### BRIEF
Identify all lines of the data containing the string "Мона" and copy them.

### ENTRIES PROVIDED
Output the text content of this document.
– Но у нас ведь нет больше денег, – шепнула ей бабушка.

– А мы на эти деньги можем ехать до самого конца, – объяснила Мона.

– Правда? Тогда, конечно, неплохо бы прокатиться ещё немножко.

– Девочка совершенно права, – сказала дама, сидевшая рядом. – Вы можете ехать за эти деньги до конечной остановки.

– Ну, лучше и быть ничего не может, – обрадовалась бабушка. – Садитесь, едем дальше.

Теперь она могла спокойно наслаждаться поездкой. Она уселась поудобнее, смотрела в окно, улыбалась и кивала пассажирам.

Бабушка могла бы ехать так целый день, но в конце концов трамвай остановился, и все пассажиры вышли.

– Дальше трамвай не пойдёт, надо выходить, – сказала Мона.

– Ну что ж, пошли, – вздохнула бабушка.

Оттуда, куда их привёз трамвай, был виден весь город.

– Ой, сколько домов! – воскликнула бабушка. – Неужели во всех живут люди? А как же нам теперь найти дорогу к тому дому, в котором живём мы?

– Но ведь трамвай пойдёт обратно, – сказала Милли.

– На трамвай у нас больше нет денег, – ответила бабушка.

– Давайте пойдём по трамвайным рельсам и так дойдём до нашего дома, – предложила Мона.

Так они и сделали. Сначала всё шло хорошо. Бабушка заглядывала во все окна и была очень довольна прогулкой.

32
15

### TASK RESPONSE
– А мы на эти деньги можем ехать до самого конца, – объяснила Мона.
– Дальше трамвай не пойдёт, надо выходить, – сказала Мона.
– Давайте пойдём по трамвайным рельсам и так дойдём до нашего дома, – предложила Мона.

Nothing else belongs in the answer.